-- Start of Listed records --

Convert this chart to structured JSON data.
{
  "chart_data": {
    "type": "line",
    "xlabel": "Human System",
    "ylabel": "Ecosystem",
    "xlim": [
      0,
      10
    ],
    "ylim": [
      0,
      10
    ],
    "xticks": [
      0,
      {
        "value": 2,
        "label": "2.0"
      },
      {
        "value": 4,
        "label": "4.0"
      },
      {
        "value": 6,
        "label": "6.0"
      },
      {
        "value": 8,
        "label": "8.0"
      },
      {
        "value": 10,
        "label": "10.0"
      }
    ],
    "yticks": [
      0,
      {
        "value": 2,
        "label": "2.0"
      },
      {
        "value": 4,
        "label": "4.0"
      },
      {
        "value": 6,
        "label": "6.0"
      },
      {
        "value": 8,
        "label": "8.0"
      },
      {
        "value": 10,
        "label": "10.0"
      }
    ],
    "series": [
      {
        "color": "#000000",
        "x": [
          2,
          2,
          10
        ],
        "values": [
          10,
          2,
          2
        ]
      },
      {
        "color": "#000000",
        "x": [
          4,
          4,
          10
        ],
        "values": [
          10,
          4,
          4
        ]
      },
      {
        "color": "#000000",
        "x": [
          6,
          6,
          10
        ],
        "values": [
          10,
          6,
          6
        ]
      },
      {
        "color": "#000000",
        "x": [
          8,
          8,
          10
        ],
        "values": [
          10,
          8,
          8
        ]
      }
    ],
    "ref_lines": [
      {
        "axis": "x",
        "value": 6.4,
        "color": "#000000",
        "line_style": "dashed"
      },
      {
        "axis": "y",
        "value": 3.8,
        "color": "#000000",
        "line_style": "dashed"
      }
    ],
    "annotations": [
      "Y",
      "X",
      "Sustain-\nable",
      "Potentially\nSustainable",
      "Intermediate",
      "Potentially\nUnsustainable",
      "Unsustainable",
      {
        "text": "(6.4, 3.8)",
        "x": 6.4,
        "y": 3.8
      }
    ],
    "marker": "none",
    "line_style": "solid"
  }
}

-- End of Listed records --

Where a line above contains the word "Potentially", copy that line.

      "Potentially\nSustainable",
      "Potentially\nUnsustainable",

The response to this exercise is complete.